● **YOUR INSTRUCTIONS**:
Check every line below for the word "this" and copy the ones that have it.

● **Collected data**:
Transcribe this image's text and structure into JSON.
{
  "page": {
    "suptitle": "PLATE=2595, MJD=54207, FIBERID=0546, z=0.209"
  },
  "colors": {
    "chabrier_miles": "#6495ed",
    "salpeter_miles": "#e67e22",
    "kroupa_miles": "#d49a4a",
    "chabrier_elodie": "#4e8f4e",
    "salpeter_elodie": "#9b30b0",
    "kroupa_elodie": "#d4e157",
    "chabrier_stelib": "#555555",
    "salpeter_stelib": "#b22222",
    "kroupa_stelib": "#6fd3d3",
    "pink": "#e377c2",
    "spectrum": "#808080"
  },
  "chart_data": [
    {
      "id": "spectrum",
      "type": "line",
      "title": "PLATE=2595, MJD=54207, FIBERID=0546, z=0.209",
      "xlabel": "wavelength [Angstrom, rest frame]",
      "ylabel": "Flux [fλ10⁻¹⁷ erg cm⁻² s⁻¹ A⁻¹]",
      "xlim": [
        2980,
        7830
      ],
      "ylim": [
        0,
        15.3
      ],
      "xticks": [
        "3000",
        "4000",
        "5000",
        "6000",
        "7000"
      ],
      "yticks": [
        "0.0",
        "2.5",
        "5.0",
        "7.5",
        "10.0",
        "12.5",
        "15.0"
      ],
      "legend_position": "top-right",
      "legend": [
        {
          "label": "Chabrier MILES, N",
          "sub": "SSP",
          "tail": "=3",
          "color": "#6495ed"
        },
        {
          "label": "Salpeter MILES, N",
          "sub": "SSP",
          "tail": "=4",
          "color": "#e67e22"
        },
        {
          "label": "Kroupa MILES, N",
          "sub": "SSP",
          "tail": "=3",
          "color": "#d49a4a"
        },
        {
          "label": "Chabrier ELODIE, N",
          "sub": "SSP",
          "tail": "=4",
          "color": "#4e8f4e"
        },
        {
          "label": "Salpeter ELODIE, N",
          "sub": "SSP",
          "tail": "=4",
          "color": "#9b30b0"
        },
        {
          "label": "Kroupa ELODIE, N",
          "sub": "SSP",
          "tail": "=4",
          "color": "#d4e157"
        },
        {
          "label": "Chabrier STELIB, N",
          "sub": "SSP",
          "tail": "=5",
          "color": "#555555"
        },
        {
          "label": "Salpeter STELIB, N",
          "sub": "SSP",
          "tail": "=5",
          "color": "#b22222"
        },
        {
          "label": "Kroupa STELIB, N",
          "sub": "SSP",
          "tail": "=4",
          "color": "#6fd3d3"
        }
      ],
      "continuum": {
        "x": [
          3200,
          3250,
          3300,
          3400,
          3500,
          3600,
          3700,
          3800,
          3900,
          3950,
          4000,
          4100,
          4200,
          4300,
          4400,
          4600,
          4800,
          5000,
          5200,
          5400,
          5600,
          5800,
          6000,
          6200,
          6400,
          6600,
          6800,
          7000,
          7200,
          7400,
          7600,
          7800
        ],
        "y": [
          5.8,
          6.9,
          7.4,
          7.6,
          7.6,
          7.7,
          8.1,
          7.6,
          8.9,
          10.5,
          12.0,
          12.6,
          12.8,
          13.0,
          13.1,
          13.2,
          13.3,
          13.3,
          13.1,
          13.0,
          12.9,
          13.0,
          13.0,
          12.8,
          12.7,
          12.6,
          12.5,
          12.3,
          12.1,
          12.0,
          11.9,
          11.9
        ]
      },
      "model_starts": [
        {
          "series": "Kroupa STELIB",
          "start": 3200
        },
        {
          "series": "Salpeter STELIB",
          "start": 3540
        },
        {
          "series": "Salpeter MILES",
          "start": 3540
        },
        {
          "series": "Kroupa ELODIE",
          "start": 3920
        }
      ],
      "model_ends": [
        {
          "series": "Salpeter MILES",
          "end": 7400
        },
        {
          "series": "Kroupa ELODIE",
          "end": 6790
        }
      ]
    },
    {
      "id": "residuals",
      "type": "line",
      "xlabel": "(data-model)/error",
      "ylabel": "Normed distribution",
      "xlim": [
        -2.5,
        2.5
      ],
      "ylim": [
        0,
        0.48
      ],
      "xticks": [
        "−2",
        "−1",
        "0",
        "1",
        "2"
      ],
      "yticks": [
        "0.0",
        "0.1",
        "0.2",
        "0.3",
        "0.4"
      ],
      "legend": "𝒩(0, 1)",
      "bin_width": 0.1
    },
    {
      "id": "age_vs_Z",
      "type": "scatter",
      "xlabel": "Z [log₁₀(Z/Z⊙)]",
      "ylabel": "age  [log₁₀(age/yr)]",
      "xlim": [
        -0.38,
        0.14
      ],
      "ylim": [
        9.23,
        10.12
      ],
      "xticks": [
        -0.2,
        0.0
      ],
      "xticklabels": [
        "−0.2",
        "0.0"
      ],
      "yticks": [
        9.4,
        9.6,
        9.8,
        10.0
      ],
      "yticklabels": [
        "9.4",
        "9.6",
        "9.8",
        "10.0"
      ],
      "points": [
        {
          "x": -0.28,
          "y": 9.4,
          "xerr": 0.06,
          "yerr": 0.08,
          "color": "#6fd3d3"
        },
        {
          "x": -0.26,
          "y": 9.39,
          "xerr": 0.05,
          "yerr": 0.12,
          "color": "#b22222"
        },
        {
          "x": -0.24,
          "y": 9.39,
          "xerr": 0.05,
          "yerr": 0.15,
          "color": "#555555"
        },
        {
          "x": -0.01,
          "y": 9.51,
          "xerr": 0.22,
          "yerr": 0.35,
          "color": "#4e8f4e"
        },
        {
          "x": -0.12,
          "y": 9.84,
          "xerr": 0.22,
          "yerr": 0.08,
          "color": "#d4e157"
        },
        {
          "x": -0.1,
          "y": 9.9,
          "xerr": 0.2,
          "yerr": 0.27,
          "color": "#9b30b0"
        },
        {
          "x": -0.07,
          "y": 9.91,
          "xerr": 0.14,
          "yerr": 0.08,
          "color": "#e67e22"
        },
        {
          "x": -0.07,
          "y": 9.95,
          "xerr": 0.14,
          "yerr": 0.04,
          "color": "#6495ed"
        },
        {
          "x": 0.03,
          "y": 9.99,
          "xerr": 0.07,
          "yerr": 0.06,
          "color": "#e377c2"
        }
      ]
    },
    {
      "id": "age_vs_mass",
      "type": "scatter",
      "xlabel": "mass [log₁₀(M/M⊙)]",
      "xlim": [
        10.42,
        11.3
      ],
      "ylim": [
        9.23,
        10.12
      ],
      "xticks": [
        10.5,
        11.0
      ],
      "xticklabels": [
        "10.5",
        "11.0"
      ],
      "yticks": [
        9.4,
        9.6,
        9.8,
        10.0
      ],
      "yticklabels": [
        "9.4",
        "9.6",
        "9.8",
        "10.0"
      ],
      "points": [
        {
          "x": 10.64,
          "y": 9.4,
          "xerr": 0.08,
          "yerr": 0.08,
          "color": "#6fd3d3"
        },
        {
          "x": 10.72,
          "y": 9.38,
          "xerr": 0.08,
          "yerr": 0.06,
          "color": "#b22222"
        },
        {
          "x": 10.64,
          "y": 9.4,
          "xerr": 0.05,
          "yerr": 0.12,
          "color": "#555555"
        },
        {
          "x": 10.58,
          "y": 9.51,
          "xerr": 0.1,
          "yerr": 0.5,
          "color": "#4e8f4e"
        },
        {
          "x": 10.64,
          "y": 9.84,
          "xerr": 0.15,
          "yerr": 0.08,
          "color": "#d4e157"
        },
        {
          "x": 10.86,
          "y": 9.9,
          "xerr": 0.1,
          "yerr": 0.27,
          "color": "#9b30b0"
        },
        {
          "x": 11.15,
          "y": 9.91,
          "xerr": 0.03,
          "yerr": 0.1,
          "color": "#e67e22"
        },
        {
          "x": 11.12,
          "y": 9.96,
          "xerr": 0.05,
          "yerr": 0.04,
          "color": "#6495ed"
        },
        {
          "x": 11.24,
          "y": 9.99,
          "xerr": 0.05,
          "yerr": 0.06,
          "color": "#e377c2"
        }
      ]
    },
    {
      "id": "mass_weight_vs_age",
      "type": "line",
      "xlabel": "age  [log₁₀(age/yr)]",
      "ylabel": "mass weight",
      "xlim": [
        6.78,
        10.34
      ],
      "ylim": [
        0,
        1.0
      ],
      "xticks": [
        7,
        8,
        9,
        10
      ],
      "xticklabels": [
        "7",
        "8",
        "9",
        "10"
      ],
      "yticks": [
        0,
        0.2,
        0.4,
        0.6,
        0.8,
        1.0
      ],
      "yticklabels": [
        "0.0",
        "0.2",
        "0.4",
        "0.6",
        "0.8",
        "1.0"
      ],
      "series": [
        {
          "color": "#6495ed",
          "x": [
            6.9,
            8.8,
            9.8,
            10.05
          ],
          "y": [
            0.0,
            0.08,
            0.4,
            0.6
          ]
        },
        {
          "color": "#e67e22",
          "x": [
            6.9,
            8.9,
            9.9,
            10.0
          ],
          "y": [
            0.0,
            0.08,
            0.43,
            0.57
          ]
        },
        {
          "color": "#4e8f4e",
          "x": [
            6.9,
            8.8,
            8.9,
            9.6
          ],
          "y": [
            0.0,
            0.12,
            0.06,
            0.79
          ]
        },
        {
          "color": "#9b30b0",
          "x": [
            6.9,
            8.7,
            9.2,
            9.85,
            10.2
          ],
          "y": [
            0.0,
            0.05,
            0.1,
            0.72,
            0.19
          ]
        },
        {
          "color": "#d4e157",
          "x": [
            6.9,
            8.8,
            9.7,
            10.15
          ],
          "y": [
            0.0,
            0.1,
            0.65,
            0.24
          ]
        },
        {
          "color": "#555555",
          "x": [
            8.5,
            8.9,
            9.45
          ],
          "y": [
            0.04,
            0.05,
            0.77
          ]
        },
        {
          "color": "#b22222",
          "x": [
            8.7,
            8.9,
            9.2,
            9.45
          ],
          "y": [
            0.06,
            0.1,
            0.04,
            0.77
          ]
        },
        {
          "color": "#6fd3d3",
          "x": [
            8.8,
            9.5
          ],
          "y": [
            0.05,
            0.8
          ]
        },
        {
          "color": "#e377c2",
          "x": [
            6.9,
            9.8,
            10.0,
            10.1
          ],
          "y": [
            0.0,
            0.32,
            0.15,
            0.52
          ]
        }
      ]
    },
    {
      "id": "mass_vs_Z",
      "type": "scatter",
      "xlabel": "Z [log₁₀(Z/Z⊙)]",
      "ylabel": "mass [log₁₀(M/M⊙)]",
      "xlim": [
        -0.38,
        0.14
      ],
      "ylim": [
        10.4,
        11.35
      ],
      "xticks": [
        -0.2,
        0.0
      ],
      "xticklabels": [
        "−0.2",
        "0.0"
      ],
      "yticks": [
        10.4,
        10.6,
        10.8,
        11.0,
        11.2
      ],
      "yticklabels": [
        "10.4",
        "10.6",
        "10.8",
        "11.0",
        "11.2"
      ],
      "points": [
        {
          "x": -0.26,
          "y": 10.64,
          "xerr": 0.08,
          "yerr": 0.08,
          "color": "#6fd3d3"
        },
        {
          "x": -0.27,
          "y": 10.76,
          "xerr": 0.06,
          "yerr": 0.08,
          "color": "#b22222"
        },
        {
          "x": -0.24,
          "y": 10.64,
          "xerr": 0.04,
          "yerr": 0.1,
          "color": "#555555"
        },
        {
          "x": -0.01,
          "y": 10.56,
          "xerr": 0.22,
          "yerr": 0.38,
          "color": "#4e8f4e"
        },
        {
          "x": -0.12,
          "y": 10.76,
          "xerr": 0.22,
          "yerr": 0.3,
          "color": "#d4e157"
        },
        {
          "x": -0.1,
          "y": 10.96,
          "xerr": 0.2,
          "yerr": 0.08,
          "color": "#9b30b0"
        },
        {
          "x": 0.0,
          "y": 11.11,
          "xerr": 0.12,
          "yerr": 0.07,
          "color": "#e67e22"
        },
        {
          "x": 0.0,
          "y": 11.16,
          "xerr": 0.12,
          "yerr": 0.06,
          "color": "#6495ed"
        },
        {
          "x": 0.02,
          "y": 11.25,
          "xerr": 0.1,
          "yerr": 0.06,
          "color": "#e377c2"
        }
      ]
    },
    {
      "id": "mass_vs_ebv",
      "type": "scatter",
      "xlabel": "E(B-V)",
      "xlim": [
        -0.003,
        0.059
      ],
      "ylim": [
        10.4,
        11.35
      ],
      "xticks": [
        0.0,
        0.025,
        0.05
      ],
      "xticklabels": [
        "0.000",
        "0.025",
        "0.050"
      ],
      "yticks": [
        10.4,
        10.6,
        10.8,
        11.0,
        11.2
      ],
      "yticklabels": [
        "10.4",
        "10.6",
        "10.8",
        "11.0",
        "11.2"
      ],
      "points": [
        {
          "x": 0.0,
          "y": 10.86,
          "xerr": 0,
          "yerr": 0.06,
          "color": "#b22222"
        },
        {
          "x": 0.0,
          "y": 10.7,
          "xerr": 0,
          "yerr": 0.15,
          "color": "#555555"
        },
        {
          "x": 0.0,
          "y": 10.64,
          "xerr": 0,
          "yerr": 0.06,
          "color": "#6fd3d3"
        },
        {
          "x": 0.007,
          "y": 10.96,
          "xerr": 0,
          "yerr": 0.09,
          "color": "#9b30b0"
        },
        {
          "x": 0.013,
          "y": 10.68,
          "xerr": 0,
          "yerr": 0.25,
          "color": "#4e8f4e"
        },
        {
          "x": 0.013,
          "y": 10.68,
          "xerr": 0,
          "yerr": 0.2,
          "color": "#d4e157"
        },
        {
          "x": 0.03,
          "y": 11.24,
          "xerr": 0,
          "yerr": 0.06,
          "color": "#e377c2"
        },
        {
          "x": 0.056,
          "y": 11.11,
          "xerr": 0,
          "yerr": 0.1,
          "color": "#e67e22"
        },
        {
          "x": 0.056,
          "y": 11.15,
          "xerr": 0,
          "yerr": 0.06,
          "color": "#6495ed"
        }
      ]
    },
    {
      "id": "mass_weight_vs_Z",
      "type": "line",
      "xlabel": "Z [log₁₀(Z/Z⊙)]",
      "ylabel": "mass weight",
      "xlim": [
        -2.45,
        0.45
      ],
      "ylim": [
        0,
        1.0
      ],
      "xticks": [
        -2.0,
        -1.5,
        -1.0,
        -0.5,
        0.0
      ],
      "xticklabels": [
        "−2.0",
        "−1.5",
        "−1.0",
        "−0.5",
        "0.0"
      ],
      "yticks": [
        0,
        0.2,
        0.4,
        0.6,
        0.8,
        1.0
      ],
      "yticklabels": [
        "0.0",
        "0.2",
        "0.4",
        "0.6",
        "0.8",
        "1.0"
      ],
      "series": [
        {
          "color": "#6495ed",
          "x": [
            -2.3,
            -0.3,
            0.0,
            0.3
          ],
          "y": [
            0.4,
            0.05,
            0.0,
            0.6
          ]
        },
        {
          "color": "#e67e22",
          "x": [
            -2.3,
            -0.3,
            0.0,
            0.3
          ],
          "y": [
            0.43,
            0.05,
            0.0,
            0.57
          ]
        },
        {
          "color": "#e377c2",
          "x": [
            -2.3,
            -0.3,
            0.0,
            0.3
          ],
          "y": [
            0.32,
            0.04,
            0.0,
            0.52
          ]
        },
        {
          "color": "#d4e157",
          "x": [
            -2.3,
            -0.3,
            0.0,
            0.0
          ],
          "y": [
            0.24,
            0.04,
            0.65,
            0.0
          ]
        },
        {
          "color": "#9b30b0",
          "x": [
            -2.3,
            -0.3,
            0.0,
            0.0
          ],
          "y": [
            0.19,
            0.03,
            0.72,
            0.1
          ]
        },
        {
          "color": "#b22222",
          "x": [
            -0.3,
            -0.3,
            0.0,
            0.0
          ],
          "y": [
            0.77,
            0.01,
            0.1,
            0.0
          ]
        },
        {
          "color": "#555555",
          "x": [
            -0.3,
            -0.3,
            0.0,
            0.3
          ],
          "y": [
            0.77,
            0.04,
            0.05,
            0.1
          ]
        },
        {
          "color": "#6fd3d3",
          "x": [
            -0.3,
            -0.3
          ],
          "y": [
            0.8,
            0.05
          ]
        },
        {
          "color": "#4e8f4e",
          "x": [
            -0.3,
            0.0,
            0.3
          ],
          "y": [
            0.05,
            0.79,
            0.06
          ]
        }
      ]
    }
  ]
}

--

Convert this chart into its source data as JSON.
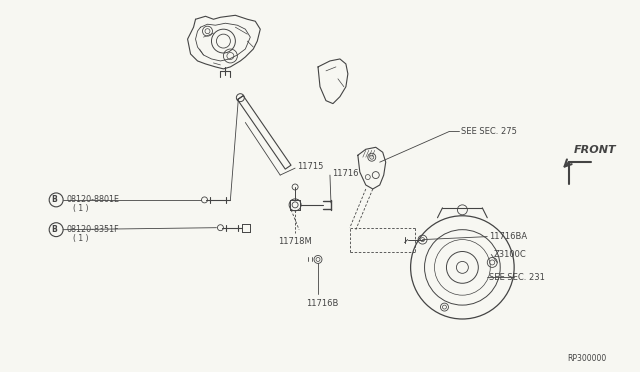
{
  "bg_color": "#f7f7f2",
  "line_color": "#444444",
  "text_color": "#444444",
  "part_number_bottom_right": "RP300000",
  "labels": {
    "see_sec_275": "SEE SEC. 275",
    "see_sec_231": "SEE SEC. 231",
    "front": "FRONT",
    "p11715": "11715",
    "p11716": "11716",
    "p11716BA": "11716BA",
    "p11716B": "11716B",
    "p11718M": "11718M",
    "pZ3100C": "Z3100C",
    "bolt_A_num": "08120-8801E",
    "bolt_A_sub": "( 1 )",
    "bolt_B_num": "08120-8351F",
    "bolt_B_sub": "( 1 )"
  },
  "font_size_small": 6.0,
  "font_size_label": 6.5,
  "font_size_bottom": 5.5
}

● **TASK OUTPUT**:
Transcribe this image's text and structure into JSON.
Convert this chart into its source data as JSON.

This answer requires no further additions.